··· Source passage

If X is zero, the absolute value of the result is PI/2. It is
an error if X=Y=0. The range of the result for ARC TAN is: -PI
< result <= PI.
3.3 Miscellaneous
* long real function FRACTION ( long real X )
This function returns the remainder after the parameter has
been converted to an integer with truncation towards zero. It
obeys the following relation:
FRACTION(X) = X-TRUNC(X)
so that X = TRUNC(X)+FRACTION(X)
Examples: FRACTION(-11.7) = -0.7
FRACTION( -1.2) = -0.2
FRACTION( -0.5) = -0.5
FRACTION( 0.5) = 0.5
FRACTION( 1.2) = 0.2
FRACTION( 11.7) = 0.7
* long real function FRACPT ( long real X )
This function returns the remainder after the parameter has
been converted to an integer with truncation towards minus
infinity. It obeys the following relation:
FRACPT(X) = X-INTPT(X)
so that X = INTPT(X)+FRACPT(X)
Examples: FRACPT(-11.7) = 0.3
FRACPT( -1.2) = 0.8
FRACPT( -0.5) = 0.5
FRACPT( 0.5) = 0.5
FRACPT( 1.2) = 0.2
FRACPT( 11.7) = 0.7
Note that, because of this definition, FRACPT(X) will always be
positive.
* long real function FLOAT ( long real X )
This function simply returns its long real parameter as
result. Its principal use is in forcing calculations to be
performed as real where the compiler might otherwise perform
them as integer and risk an integer overflow condition.
Example: integer I, J ; real R
I = 1000000 ; J = 1000000
R = I*J {may overflow}
can become R = FLOAT(I)*FLOAT(J) {usually larger range}
FLOAT may also be used to ensure that a particularly critical
computation is performed at the higher level of precision
offered by long real values.

······
··· Data rows

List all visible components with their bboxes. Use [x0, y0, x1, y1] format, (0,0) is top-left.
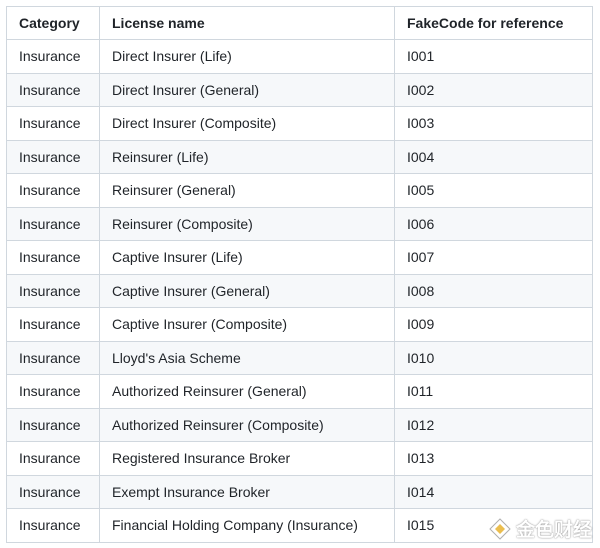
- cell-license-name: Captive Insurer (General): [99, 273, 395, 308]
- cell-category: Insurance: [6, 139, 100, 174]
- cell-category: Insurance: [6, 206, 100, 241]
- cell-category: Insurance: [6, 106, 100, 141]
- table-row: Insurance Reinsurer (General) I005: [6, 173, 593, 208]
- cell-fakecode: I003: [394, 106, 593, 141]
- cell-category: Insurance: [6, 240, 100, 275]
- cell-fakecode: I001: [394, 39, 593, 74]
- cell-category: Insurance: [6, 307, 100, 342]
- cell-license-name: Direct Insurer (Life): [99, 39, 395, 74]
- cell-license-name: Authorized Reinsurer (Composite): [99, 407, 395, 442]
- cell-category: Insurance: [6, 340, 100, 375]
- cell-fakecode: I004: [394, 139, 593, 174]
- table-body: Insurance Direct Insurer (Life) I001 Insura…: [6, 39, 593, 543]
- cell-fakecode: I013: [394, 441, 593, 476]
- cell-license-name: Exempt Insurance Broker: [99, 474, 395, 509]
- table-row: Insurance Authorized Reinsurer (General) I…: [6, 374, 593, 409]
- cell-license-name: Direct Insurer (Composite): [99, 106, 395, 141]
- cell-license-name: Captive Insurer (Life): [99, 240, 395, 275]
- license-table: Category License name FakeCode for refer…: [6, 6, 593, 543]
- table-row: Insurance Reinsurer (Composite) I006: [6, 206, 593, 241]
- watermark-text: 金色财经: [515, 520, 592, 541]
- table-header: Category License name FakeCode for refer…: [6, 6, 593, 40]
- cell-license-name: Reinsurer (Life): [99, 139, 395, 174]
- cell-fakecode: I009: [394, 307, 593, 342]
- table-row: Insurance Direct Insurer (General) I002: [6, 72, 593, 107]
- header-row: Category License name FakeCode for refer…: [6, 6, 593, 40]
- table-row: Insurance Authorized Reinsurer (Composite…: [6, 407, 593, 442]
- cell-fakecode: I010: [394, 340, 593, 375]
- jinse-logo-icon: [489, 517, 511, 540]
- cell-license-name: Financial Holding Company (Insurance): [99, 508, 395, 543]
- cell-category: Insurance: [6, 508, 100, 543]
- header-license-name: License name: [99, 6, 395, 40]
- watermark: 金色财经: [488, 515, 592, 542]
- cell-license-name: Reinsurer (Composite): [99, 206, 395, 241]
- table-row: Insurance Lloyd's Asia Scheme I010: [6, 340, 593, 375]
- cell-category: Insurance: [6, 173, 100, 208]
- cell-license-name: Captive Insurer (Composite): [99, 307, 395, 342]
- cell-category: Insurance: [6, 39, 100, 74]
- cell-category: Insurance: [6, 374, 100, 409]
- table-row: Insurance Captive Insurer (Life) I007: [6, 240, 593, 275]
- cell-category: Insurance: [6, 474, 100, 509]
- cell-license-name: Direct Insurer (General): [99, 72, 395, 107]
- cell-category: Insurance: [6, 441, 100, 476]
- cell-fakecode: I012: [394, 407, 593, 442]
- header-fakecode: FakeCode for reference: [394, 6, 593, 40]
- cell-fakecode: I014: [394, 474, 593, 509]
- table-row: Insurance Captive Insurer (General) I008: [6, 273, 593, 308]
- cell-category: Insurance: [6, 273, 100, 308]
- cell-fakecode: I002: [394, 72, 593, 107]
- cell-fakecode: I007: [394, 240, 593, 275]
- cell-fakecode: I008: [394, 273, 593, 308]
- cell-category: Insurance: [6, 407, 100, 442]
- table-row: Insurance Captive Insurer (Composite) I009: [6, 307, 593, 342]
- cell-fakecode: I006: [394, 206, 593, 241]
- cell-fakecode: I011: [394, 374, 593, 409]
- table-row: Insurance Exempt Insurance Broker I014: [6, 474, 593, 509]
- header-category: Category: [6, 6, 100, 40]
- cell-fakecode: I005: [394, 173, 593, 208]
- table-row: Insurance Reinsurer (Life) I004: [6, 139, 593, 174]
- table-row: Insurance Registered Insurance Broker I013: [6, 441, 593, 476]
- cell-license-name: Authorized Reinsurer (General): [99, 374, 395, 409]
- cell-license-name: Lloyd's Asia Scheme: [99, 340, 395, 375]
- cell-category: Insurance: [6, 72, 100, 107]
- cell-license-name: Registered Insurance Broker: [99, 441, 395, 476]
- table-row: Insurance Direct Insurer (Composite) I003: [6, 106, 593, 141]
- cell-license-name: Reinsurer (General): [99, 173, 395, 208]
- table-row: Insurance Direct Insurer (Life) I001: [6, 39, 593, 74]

······

→ Actions to take
A – Write out the portion of the passage on long real functions that begins at the words "Examples: FRACPT(-11.7) = 0.3" and stops after the words "integer overflow condition.".
B – In the listing, begin at the line that has "273, 395, 308]" and stop after the line that has "- table-row: Insurance Authorized Reinsurer (General)". Give those lines again with "Captive" replaced by "Affiliated" and everything else unchanged.

→ Answer set
A –
Examples: FRACPT(-11.7) = 0.3
FRACPT( -1.2) = 0.8
FRACPT( -0.5) = 0.5
FRACPT( 0.5) = 0.5
FRACPT( 1.2) = 0.2
FRACPT( 11.7) = 0.7
Note that, because of this definition, FRACPT(X) will always be
positive.
* long real function FLOAT ( long real X )
This function simply returns its long real parameter as
result. Its principal use is in forcing calculations to be
performed as real where the compiler might otherwise perform
them as integer and risk an integer overflow condition.

B –
- cell-license-name: Affiliated Insurer (General): [99, 273, 395, 308]
- cell-category: Insurance: [6, 139, 100, 174]
- cell-category: Insurance: [6, 206, 100, 241]
- cell-category: Insurance: [6, 106, 100, 141]
- table-row: Insurance Reinsurer (General) I005: [6, 173, 593, 208]
- cell-fakecode: I003: [394, 106, 593, 141]
- cell-category: Insurance: [6, 240, 100, 275]
- cell-fakecode: I001: [394, 39, 593, 74]
- cell-category: Insurance: [6, 307, 100, 342]
- cell-license-name: Direct Insurer (Life): [99, 39, 395, 74]
- cell-license-name: Authorized Reinsurer (Composite): [99, 407, 395, 442]
- cell-category: Insurance: [6, 340, 100, 375]
- cell-fakecode: I004: [394, 139, 593, 174]
- table-body: Insurance Direct Insurer (Life) I001 Insura…: [6, 39, 593, 543]
- cell-fakecode: I013: [394, 441, 593, 476]
- cell-license-name: Exempt Insurance Broker: [99, 474, 395, 509]
- table-row: Insurance Authorized Reinsurer (General) I…: [6, 374, 593, 409]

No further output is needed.